TASK DETAILS: Read the records below and copy each line that contains "Time".

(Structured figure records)
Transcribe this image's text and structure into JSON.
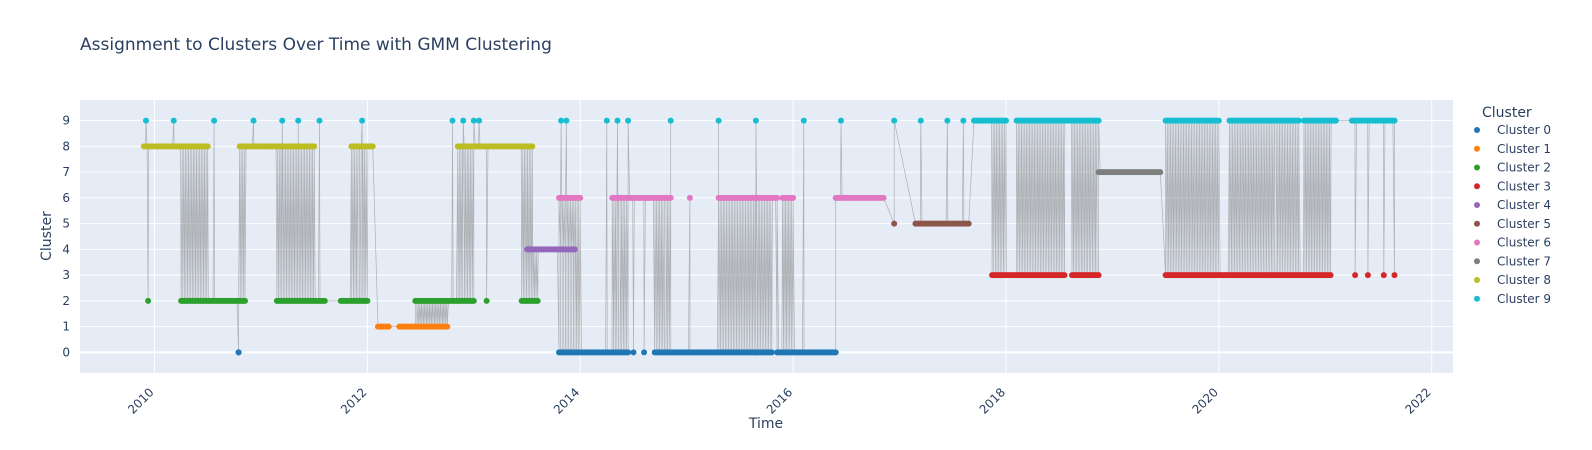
{
  "chart_data": {
    "type": "scatter",
    "title": "Assignment to Clusters Over Time with GMM Clustering",
    "xlabel": "Time",
    "ylabel": "Cluster",
    "xlim": [
      2009.3,
      2022.2
    ],
    "ylim": [
      -0.8,
      9.8
    ],
    "x_ticks": [
      2010,
      2012,
      2014,
      2016,
      2018,
      2020,
      2022
    ],
    "y_ticks": [
      0,
      1,
      2,
      3,
      4,
      5,
      6,
      7,
      8,
      9
    ],
    "grid": true,
    "legend_title": "Cluster",
    "legend_position": "right",
    "connector_color": "#808080",
    "colors": {
      "plot_bg": "#e5ecf6",
      "grid": "#ffffff",
      "text": "#2a3f5f"
    },
    "series": [
      {
        "name": "Cluster 0",
        "color": "#1f77b4",
        "segments": [
          [
            2010.79,
            2010.79
          ],
          [
            2013.8,
            2014.45
          ],
          [
            2014.7,
            2015.8
          ],
          [
            2015.85,
            2016.4
          ]
        ],
        "points": [
          2014.5,
          2014.6,
          2015.65
        ]
      },
      {
        "name": "Cluster 1",
        "color": "#ff7f0e",
        "segments": [
          [
            2012.1,
            2012.2
          ],
          [
            2012.3,
            2012.75
          ]
        ],
        "points": []
      },
      {
        "name": "Cluster 2",
        "color": "#2ca02c",
        "segments": [
          [
            2010.25,
            2010.85
          ],
          [
            2011.15,
            2011.6
          ],
          [
            2011.75,
            2012.0
          ],
          [
            2012.45,
            2013.0
          ],
          [
            2013.45,
            2013.6
          ]
        ],
        "points": [
          2009.94,
          2013.12
        ]
      },
      {
        "name": "Cluster 3",
        "color": "#d62728",
        "segments": [
          [
            2017.87,
            2018.55
          ],
          [
            2018.62,
            2018.87
          ],
          [
            2019.5,
            2021.05
          ]
        ],
        "points": [
          2021.28,
          2021.4,
          2021.55,
          2021.65
        ]
      },
      {
        "name": "Cluster 4",
        "color": "#9467bd",
        "segments": [
          [
            2013.5,
            2013.95
          ]
        ],
        "points": []
      },
      {
        "name": "Cluster 5",
        "color": "#8c564b",
        "segments": [
          [
            2017.15,
            2017.65
          ]
        ],
        "points": [
          2016.95
        ]
      },
      {
        "name": "Cluster 6",
        "color": "#e377c2",
        "segments": [
          [
            2013.8,
            2014.0
          ],
          [
            2014.3,
            2014.85
          ],
          [
            2015.3,
            2015.85
          ],
          [
            2015.9,
            2016.0
          ],
          [
            2016.4,
            2016.85
          ]
        ],
        "points": [
          2015.03
        ]
      },
      {
        "name": "Cluster 7",
        "color": "#7f7f7f",
        "segments": [
          [
            2018.87,
            2019.45
          ]
        ],
        "points": []
      },
      {
        "name": "Cluster 8",
        "color": "#bcbd22",
        "segments": [
          [
            2009.9,
            2010.5
          ],
          [
            2010.8,
            2011.5
          ],
          [
            2011.85,
            2012.05
          ],
          [
            2012.85,
            2013.55
          ]
        ],
        "points": []
      },
      {
        "name": "Cluster 9",
        "color": "#17becf",
        "segments": [
          [
            2017.7,
            2018.0
          ],
          [
            2018.1,
            2018.87
          ],
          [
            2019.5,
            2020.0
          ],
          [
            2020.1,
            2020.75
          ],
          [
            2020.8,
            2021.1
          ],
          [
            2021.25,
            2021.65
          ]
        ],
        "points": [
          2009.92,
          2010.18,
          2010.56,
          2010.93,
          2011.2,
          2011.35,
          2011.55,
          2011.95,
          2012.8,
          2012.9,
          2013.0,
          2013.05,
          2013.82,
          2013.87,
          2014.25,
          2014.35,
          2014.45,
          2014.85,
          2015.3,
          2015.65,
          2016.1,
          2016.45,
          2016.95,
          2017.2,
          2017.45,
          2017.6
        ]
      }
    ]
  }
}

WRITTEN RESPONSE:
    "title": "Assignment to Clusters Over Time with GMM Clustering",
    "xlabel": "Time",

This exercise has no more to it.